=== Task to complete ===
Find each line containing the string "Préréglage" and return it.

=== The records ===
━━━━━━━━

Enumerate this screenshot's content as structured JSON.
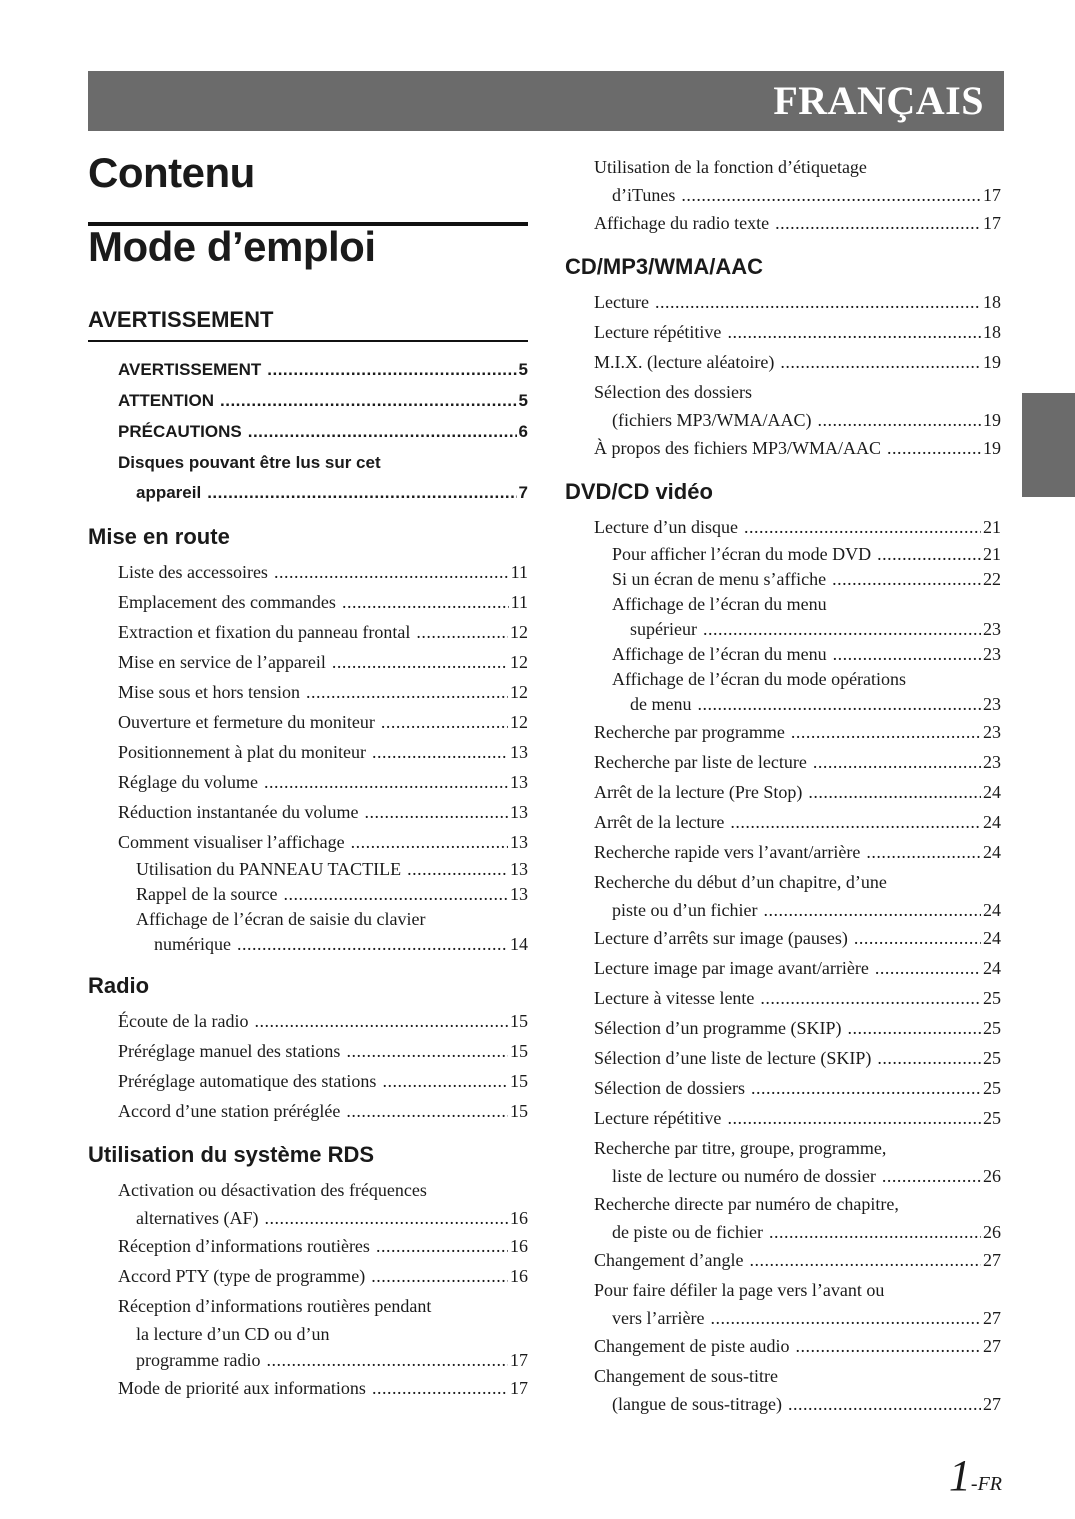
{
  "header": {
    "language": "FRANÇAIS",
    "band_color": "#6b6b6b"
  },
  "title": "Contenu",
  "subtitle": "Mode d’emploi",
  "left_column": [
    {
      "heading": "AVERTISSEMENT",
      "rule": true,
      "bold": true,
      "entries": [
        {
          "lines": [
            "AVERTISSEMENT"
          ],
          "page": "5",
          "level": 0
        },
        {
          "lines": [
            "ATTENTION"
          ],
          "page": "5",
          "level": 0
        },
        {
          "lines": [
            "PRÉCAUTIONS"
          ],
          "page": "6",
          "level": 0
        },
        {
          "lines": [
            "Disques pouvant être lus sur cet",
            "appareil"
          ],
          "page": "7",
          "level": 0
        }
      ]
    },
    {
      "heading": "Mise en route",
      "entries": [
        {
          "lines": [
            "Liste des accessoires"
          ],
          "page": "11",
          "level": 0
        },
        {
          "lines": [
            "Emplacement des commandes"
          ],
          "page": "11",
          "level": 0
        },
        {
          "lines": [
            "Extraction et fixation du panneau frontal"
          ],
          "page": "12",
          "level": 0
        },
        {
          "lines": [
            "Mise en service de l’appareil"
          ],
          "page": "12",
          "level": 0
        },
        {
          "lines": [
            "Mise sous et hors tension"
          ],
          "page": "12",
          "level": 0
        },
        {
          "lines": [
            "Ouverture et fermeture du moniteur"
          ],
          "page": "12",
          "level": 0
        },
        {
          "lines": [
            "Positionnement à plat du moniteur"
          ],
          "page": "13",
          "level": 0
        },
        {
          "lines": [
            "Réglage du volume"
          ],
          "page": "13",
          "level": 0
        },
        {
          "lines": [
            "Réduction instantanée du volume"
          ],
          "page": "13",
          "level": 0
        },
        {
          "lines": [
            "Comment visualiser l’affichage"
          ],
          "page": "13",
          "level": 0
        },
        {
          "lines": [
            "Utilisation du PANNEAU TACTILE"
          ],
          "page": "13",
          "level": 1
        },
        {
          "lines": [
            "Rappel de la source"
          ],
          "page": "13",
          "level": 1
        },
        {
          "lines": [
            "Affichage de l’écran de saisie du clavier",
            "numérique"
          ],
          "page": "14",
          "level": 1
        }
      ]
    },
    {
      "heading": "Radio",
      "entries": [
        {
          "lines": [
            "Écoute de la radio"
          ],
          "page": "15",
          "level": 0
        },
        {
          "lines": [
            "Préréglage manuel des stations"
          ],
          "page": "15",
          "level": 0
        },
        {
          "lines": [
            "Préréglage automatique des stations"
          ],
          "page": "15",
          "level": 0
        },
        {
          "lines": [
            "Accord d’une station préréglée"
          ],
          "page": "15",
          "level": 0
        }
      ]
    },
    {
      "heading": "Utilisation du système RDS",
      "entries": [
        {
          "lines": [
            "Activation ou désactivation des fréquences",
            "alternatives (AF)"
          ],
          "page": "16",
          "level": 0
        },
        {
          "lines": [
            "Réception d’informations routières"
          ],
          "page": "16",
          "level": 0
        },
        {
          "lines": [
            "Accord PTY (type de programme)"
          ],
          "page": "16",
          "level": 0
        },
        {
          "lines": [
            "Réception d’informations routières pendant",
            "la lecture d’un CD ou d’un",
            "programme radio"
          ],
          "page": "17",
          "level": 0
        },
        {
          "lines": [
            "Mode de priorité aux informations"
          ],
          "page": "17",
          "level": 0
        }
      ]
    }
  ],
  "right_column": [
    {
      "heading": "",
      "entries": [
        {
          "lines": [
            "Utilisation de la fonction d’étiquetage",
            "d’iTunes"
          ],
          "page": "17",
          "level": 0
        },
        {
          "lines": [
            "Affichage du radio texte"
          ],
          "page": "17",
          "level": 0
        }
      ]
    },
    {
      "heading": "CD/MP3/WMA/AAC",
      "entries": [
        {
          "lines": [
            "Lecture"
          ],
          "page": "18",
          "level": 0
        },
        {
          "lines": [
            "Lecture répétitive"
          ],
          "page": "18",
          "level": 0
        },
        {
          "lines": [
            "M.I.X. (lecture aléatoire)"
          ],
          "page": "19",
          "level": 0
        },
        {
          "lines": [
            "Sélection des dossiers",
            "(fichiers MP3/WMA/AAC)"
          ],
          "page": "19",
          "level": 0
        },
        {
          "lines": [
            "À propos des fichiers MP3/WMA/AAC"
          ],
          "page": "19",
          "level": 0
        }
      ]
    },
    {
      "heading": "DVD/CD vidéo",
      "entries": [
        {
          "lines": [
            "Lecture d’un disque"
          ],
          "page": "21",
          "level": 0
        },
        {
          "lines": [
            "Pour afficher l’écran du mode DVD"
          ],
          "page": "21",
          "level": 1
        },
        {
          "lines": [
            "Si un écran de menu s’affiche"
          ],
          "page": "22",
          "level": 1
        },
        {
          "lines": [
            "Affichage de l’écran du menu",
            "supérieur"
          ],
          "page": "23",
          "level": 1
        },
        {
          "lines": [
            "Affichage de l’écran du menu"
          ],
          "page": "23",
          "level": 1
        },
        {
          "lines": [
            "Affichage de l’écran du mode opérations",
            "de menu"
          ],
          "page": "23",
          "level": 1
        },
        {
          "lines": [
            "Recherche par programme"
          ],
          "page": "23",
          "level": 0
        },
        {
          "lines": [
            "Recherche par liste de lecture"
          ],
          "page": "23",
          "level": 0
        },
        {
          "lines": [
            "Arrêt de la lecture (Pre Stop)"
          ],
          "page": "24",
          "level": 0
        },
        {
          "lines": [
            "Arrêt de la lecture"
          ],
          "page": "24",
          "level": 0
        },
        {
          "lines": [
            "Recherche rapide vers l’avant/arrière"
          ],
          "page": "24",
          "level": 0
        },
        {
          "lines": [
            "Recherche du début d’un chapitre, d’une",
            "piste ou d’un fichier"
          ],
          "page": "24",
          "level": 0
        },
        {
          "lines": [
            "Lecture d’arrêts sur image (pauses)"
          ],
          "page": "24",
          "level": 0
        },
        {
          "lines": [
            "Lecture image par image avant/arrière"
          ],
          "page": "24",
          "level": 0
        },
        {
          "lines": [
            "Lecture à vitesse lente"
          ],
          "page": "25",
          "level": 0
        },
        {
          "lines": [
            "Sélection d’un programme (SKIP)"
          ],
          "page": "25",
          "level": 0
        },
        {
          "lines": [
            "Sélection d’une liste de lecture (SKIP)"
          ],
          "page": "25",
          "level": 0
        },
        {
          "lines": [
            "Sélection de dossiers"
          ],
          "page": "25",
          "level": 0
        },
        {
          "lines": [
            "Lecture répétitive"
          ],
          "page": "25",
          "level": 0
        },
        {
          "lines": [
            "Recherche par titre, groupe, programme,",
            "liste de lecture ou numéro de dossier"
          ],
          "page": "26",
          "level": 0
        },
        {
          "lines": [
            "Recherche directe par numéro de chapitre,",
            "de piste ou de fichier"
          ],
          "page": "26",
          "level": 0
        },
        {
          "lines": [
            "Changement d’angle"
          ],
          "page": "27",
          "level": 0
        },
        {
          "lines": [
            "Pour faire défiler la page vers l’avant ou",
            "vers l’arrière"
          ],
          "page": "27",
          "level": 0
        },
        {
          "lines": [
            "Changement de piste audio"
          ],
          "page": "27",
          "level": 0
        },
        {
          "lines": [
            "Changement de sous-titre",
            "(langue de sous-titrage)"
          ],
          "page": "27",
          "level": 0
        }
      ]
    }
  ],
  "footer": {
    "page_number": "1",
    "suffix": "-FR"
  }
}
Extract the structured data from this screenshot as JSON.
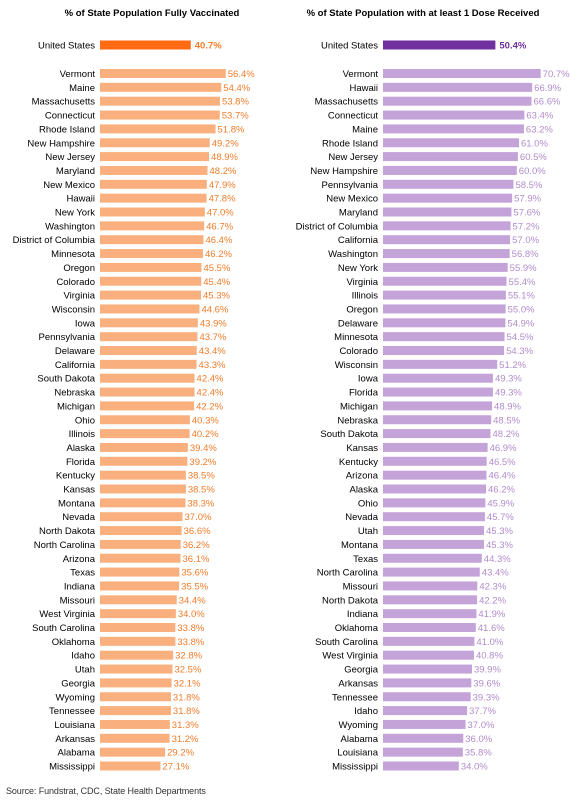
{
  "chart_data": [
    {
      "type": "bar",
      "orientation": "horizontal",
      "title": "% of State Population Fully Vaccinated",
      "highlight": {
        "category": "United States",
        "value": 40.7,
        "label": "40.7%"
      },
      "categories": [
        "Vermont",
        "Maine",
        "Massachusetts",
        "Connecticut",
        "Rhode Island",
        "New Hampshire",
        "New Jersey",
        "Maryland",
        "New Mexico",
        "Hawaii",
        "New York",
        "Washington",
        "District of Columbia",
        "Minnesota",
        "Oregon",
        "Colorado",
        "Virginia",
        "Wisconsin",
        "Iowa",
        "Pennsylvania",
        "Delaware",
        "California",
        "South Dakota",
        "Nebraska",
        "Michigan",
        "Ohio",
        "Illinois",
        "Alaska",
        "Florida",
        "Kentucky",
        "Kansas",
        "Montana",
        "Nevada",
        "North Dakota",
        "North Carolina",
        "Arizona",
        "Texas",
        "Indiana",
        "Missouri",
        "West Virginia",
        "South Carolina",
        "Oklahoma",
        "Idaho",
        "Utah",
        "Georgia",
        "Wyoming",
        "Tennessee",
        "Louisiana",
        "Arkansas",
        "Alabama",
        "Mississippi"
      ],
      "values": [
        56.4,
        54.4,
        53.8,
        53.7,
        51.8,
        49.2,
        48.9,
        48.2,
        47.9,
        47.8,
        47.0,
        46.7,
        46.4,
        46.2,
        45.5,
        45.4,
        45.3,
        44.6,
        43.9,
        43.7,
        43.4,
        43.3,
        42.4,
        42.4,
        42.2,
        40.3,
        40.2,
        39.4,
        39.2,
        38.5,
        38.5,
        38.3,
        37.0,
        36.6,
        36.2,
        36.1,
        35.6,
        35.5,
        34.4,
        34.0,
        33.8,
        33.8,
        32.8,
        32.5,
        32.1,
        31.8,
        31.8,
        31.3,
        31.2,
        29.2,
        27.1
      ],
      "labels": [
        "56.4%",
        "54.4%",
        "53.8%",
        "53.7%",
        "51.8%",
        "49.2%",
        "48.9%",
        "48.2%",
        "47.9%",
        "47.8%",
        "47.0%",
        "46.7%",
        "46.4%",
        "46.2%",
        "45.5%",
        "45.4%",
        "45.3%",
        "44.6%",
        "43.9%",
        "43.7%",
        "43.4%",
        "43.3%",
        "42.4%",
        "42.4%",
        "42.2%",
        "40.3%",
        "40.2%",
        "39.4%",
        "39.2%",
        "38.5%",
        "38.5%",
        "38.3%",
        "37.0%",
        "36.6%",
        "36.2%",
        "36.1%",
        "35.6%",
        "35.5%",
        "34.4%",
        "34.0%",
        "33.8%",
        "33.8%",
        "32.8%",
        "32.5%",
        "32.1%",
        "31.8%",
        "31.8%",
        "31.3%",
        "31.2%",
        "29.2%",
        "27.1%"
      ],
      "colors": {
        "highlight": "#ff6a13",
        "bar": "#f9b07e",
        "label": "#f07c2a",
        "highlight_label": "#f07c2a"
      },
      "xlim": [
        0,
        80
      ]
    },
    {
      "type": "bar",
      "orientation": "horizontal",
      "title": "% of State Population with at least 1 Dose Received",
      "highlight": {
        "category": "United States",
        "value": 50.4,
        "label": "50.4%"
      },
      "categories": [
        "Vermont",
        "Hawaii",
        "Massachusetts",
        "Connecticut",
        "Maine",
        "Rhode Island",
        "New Jersey",
        "New Hampshire",
        "Pennsylvania",
        "New Mexico",
        "Maryland",
        "District of Columbia",
        "California",
        "Washington",
        "New York",
        "Virginia",
        "Illinois",
        "Oregon",
        "Delaware",
        "Minnesota",
        "Colorado",
        "Wisconsin",
        "Iowa",
        "Florida",
        "Michigan",
        "Nebraska",
        "South Dakota",
        "Kansas",
        "Kentucky",
        "Arizona",
        "Alaska",
        "Ohio",
        "Nevada",
        "Utah",
        "Montana",
        "Texas",
        "North Carolina",
        "Missouri",
        "North Dakota",
        "Indiana",
        "Oklahoma",
        "South Carolina",
        "West Virginia",
        "Georgia",
        "Arkansas",
        "Tennessee",
        "Idaho",
        "Wyoming",
        "Alabama",
        "Louisiana",
        "Mississippi"
      ],
      "values": [
        70.7,
        66.9,
        66.6,
        63.4,
        63.2,
        61.0,
        60.5,
        60.0,
        58.5,
        57.9,
        57.6,
        57.2,
        57.0,
        56.8,
        55.9,
        55.4,
        55.1,
        55.0,
        54.9,
        54.5,
        54.3,
        51.2,
        49.3,
        49.3,
        48.9,
        48.5,
        48.2,
        46.9,
        46.5,
        46.4,
        46.2,
        45.9,
        45.7,
        45.3,
        45.3,
        44.3,
        43.4,
        42.3,
        42.2,
        41.9,
        41.6,
        41.0,
        40.8,
        39.9,
        39.6,
        39.3,
        37.7,
        37.0,
        36.0,
        35.8,
        34.0
      ],
      "labels": [
        "70.7%",
        "66.9%",
        "66.6%",
        "63.4%",
        "63.2%",
        "61.0%",
        "60.5%",
        "60.0%",
        "58.5%",
        "57.9%",
        "57.6%",
        "57.2%",
        "57.0%",
        "56.8%",
        "55.9%",
        "55.4%",
        "55.1%",
        "55.0%",
        "54.9%",
        "54.5%",
        "54.3%",
        "51.2%",
        "49.3%",
        "49.3%",
        "48.9%",
        "48.5%",
        "48.2%",
        "46.9%",
        "46.5%",
        "46.4%",
        "46.2%",
        "45.9%",
        "45.7%",
        "45.3%",
        "45.3%",
        "44.3%",
        "43.4%",
        "42.3%",
        "42.2%",
        "41.9%",
        "41.6%",
        "41.0%",
        "40.8%",
        "39.9%",
        "39.6%",
        "39.3%",
        "37.7%",
        "37.0%",
        "36.0%",
        "35.8%",
        "34.0%"
      ],
      "colors": {
        "highlight": "#7030a0",
        "bar": "#c4a3d9",
        "label": "#b08ccc",
        "highlight_label": "#7030a0"
      },
      "xlim": [
        0,
        80
      ]
    }
  ],
  "footer": {
    "source": "Source: Fundstrat, CDC, State Health Departments"
  }
}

━━━━━━━━

=== Exercise result ===
            "Préréglage manuel des stations"
            "Préréglage automatique des stations"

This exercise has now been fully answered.